■ WRITTEN REQUEST A ■
Decide whether each statement below agrees with the forum post about a Responsys query, answering yes or no and quoting the words of the post that settle it. (i) Running the query without the subquery returns 720K rows. (ii) The subquery looks for purchases made within the last 90 days. (iii) The query leaves out hp customers.

■ EXCERPT TO READ ■
◆ ◆ ◆
1

Good morning. I'm working in Responsys Interact, which is an Oracle-based email campaign management type SAAS product. I'm creating a query to basically filter a target list for an email campaign designed to target a specific sub-set of our master email contact list. Here's the query I created a few weeks ago that appears to work:

/*

 Table              Symbolic Name   
 CONTACTS_LIST          $A$   
 Engaged                $B$   
 TRANSACTIONS_RAW       $C$   
 TRANSACTION_LINES_RAW  $D$  

-- A Responsys Filter (Engaged) will return only an RIID_, nothing else, according to John @ Responsys....so,....let's join on that to contact list...

*/
SELECT     
DISTINCT $A$.EMAIL_ADDRESS_,   
$A$.RIID_,     
$A$.FIRST_NAME,      
$A$.LAST_NAME,     
$A$.EMAIL_PERMISSION_STATUS_         

FROM   
$A$      
JOIN   $B$  ON  $B$.RIID_ = $A$.RIID_             
LEFT JOIN   $C$  ON  $C$.EMAIL_ADDRESS_ = $A$.EMAIL_ADDRESS_       
LEFT JOIN   $D$  ON  $D$.TRANSACTION_ID = $C$.TRANSACTION_ID         

WHERE   
$A$.EMAIL_DOMAIN_ NOT IN ('none.com', 'noemail.com', 'mailinator.com', 'nomail.com')  AND   
/* don't include hp customers */   
$A$.HP_PLAN_START_DATE IS NULL   AND    
$A$.EMAIL_ADDRESS_ NOT IN 
(
    SELECT   
    $C$.EMAIL_ADDRESS_      

    FROM 
    $C$      
    JOIN $D$ ON $D$.TRANSACTION_ID = $C$.TRANSACTION_ID      

    WHERE 
    /* Get only purchase transactions for certain item_id's/SKU's */
    ($D$.ITEM_FAMILY_ID IN (3,4,5,8,14,15) OR $D$.ITEM_ID IN (704,769,1893,2808,3013) ) AND    
    /* .... within last 60 days (i.e. 2 months) */  
    $A$.TRANDATE > ADD_MONTHS(CURRENT_TIMESTAMP, -2) 
)
;

This seems to work, in that if I run the query without the sub-query, we get 720K rows; and if I add back the 'AND NOT IN...' subquery, we get about 700K rows, which appears correct based on what my user knows about her data. What I'm (supposedly) doing with the NOT IN subquery is filtering out any email addresses where the customer has purchased certain items from us in the last 60 days.
◆ ◆ ◆
■ DATA ROWS ■
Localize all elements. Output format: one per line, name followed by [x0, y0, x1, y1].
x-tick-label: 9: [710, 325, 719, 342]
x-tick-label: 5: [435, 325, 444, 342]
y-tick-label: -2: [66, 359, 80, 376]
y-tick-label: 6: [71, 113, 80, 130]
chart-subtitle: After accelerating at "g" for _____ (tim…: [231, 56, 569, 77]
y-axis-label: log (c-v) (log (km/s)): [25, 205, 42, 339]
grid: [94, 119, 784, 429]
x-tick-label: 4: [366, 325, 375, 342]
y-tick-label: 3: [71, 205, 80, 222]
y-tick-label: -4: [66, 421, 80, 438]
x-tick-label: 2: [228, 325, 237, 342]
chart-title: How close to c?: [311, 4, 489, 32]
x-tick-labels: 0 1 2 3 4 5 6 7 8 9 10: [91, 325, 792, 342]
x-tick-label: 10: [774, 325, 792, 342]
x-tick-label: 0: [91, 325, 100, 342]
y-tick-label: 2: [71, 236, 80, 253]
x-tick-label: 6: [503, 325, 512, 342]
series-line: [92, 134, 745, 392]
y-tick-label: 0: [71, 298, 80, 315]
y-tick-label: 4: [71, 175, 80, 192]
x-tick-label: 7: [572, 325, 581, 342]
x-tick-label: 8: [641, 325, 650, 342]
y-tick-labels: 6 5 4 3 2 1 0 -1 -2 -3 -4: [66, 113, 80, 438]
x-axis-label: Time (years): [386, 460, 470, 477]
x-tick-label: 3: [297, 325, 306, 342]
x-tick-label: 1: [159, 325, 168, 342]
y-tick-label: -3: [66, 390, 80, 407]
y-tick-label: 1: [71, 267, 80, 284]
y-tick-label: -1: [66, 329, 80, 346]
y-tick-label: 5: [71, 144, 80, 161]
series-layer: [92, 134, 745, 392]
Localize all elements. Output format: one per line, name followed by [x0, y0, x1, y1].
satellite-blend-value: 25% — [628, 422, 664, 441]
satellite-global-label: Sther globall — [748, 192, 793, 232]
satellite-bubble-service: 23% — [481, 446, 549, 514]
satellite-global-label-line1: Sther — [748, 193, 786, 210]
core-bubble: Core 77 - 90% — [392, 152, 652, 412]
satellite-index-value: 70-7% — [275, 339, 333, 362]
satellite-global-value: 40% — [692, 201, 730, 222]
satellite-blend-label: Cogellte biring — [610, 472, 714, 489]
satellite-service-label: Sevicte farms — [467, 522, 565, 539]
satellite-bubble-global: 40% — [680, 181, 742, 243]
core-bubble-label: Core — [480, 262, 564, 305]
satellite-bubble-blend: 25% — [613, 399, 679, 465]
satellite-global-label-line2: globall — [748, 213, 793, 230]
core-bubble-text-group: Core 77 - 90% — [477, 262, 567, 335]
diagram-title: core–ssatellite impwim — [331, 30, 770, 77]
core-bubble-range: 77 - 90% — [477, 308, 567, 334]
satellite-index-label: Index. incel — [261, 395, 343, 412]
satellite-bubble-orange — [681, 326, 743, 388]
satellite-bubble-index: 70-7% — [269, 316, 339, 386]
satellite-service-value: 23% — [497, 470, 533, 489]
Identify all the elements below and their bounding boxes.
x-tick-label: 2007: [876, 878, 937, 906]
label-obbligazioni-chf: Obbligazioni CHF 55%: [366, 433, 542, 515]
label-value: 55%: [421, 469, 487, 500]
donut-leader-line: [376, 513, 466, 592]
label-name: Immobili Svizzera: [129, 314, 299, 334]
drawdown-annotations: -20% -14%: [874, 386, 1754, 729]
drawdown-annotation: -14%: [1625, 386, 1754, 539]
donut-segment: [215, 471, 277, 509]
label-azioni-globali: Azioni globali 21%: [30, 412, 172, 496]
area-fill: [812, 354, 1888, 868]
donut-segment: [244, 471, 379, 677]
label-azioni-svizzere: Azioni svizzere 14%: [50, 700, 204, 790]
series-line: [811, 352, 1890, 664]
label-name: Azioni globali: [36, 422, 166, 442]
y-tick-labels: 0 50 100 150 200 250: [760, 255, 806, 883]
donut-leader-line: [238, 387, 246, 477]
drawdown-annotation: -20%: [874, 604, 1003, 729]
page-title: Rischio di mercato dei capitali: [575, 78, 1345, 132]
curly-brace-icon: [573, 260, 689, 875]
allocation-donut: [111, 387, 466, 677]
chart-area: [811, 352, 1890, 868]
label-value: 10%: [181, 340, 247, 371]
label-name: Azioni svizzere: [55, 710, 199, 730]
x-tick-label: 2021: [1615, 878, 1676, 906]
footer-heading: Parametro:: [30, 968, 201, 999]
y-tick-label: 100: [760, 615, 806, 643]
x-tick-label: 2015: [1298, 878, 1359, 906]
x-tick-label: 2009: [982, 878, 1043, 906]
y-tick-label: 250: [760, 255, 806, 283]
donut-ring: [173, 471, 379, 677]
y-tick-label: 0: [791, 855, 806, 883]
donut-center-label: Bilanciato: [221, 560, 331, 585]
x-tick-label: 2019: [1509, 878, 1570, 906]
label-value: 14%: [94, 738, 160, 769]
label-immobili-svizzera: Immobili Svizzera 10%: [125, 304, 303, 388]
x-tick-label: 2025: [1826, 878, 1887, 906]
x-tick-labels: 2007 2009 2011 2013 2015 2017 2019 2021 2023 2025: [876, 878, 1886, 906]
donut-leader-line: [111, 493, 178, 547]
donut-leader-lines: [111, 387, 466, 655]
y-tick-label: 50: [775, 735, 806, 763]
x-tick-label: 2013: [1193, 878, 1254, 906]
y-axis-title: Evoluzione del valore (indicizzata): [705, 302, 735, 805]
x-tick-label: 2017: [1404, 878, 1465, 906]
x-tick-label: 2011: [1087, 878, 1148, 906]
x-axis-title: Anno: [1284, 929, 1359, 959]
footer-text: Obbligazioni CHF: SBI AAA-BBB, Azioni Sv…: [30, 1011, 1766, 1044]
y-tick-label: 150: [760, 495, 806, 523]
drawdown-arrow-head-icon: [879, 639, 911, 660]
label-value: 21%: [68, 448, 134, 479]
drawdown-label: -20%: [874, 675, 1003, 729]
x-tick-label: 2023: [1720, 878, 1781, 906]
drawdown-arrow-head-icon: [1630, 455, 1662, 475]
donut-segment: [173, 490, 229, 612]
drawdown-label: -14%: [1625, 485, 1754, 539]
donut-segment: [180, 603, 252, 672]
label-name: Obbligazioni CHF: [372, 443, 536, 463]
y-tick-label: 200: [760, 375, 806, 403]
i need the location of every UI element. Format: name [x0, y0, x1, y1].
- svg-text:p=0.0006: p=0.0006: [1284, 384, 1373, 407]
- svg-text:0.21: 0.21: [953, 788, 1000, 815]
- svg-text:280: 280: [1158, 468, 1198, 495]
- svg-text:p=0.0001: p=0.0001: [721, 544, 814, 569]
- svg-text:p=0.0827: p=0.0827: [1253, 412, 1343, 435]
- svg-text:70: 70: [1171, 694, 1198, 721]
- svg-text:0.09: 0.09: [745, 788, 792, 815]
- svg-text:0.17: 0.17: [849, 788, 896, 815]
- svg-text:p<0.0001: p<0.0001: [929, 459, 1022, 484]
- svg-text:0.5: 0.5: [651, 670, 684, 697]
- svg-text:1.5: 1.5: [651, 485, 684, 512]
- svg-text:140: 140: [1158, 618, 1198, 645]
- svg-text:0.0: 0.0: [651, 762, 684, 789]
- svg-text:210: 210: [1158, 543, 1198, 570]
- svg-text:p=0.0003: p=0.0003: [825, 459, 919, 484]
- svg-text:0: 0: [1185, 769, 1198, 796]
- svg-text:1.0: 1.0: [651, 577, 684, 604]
◆ ◆ ◆
■ WRITTEN REQUEST B ■
Reproduce the records without any changes, from their start through the line that contains "y-tick-labels: 6 5".

■ REPLY A ■
(i) Yes: "if I run the query without the sub-query, we get 720K rows"
(ii) No: "within last 60 days (i.e. 2 months)"
(iii) Yes: "don't include hp customers"

■ REPLY B ■
Localize all elements. Output format: one per line, name followed by [x0, y0, x1, y1].
x-tick-label: 9: [710, 325, 719, 342]
x-tick-label: 5: [435, 325, 444, 342]
y-tick-label: -2: [66, 359, 80, 376]
y-tick-label: 6: [71, 113, 80, 130]
chart-subtitle: After accelerating at "g" for _____ (tim…: [231, 56, 569, 77]
y-axis-label: log (c-v) (log (km/s)): [25, 205, 42, 339]
grid: [94, 119, 784, 429]
x-tick-label: 4: [366, 325, 375, 342]
y-tick-label: 3: [71, 205, 80, 222]
y-tick-label: -4: [66, 421, 80, 438]
x-tick-label: 2: [228, 325, 237, 342]
chart-title: How close to c?: [311, 4, 489, 32]
x-tick-labels: 0 1 2 3 4 5 6 7 8 9 10: [91, 325, 792, 342]
x-tick-label: 10: [774, 325, 792, 342]
x-tick-label: 0: [91, 325, 100, 342]
y-tick-label: 2: [71, 236, 80, 253]
x-tick-label: 6: [503, 325, 512, 342]
series-line: [92, 134, 745, 392]
y-tick-label: 0: [71, 298, 80, 315]
y-tick-label: 4: [71, 175, 80, 192]
x-tick-label: 7: [572, 325, 581, 342]
x-tick-label: 8: [641, 325, 650, 342]
y-tick-labels: 6 5 4 3 2 1 0 -1 -2 -3 -4: [66, 113, 80, 438]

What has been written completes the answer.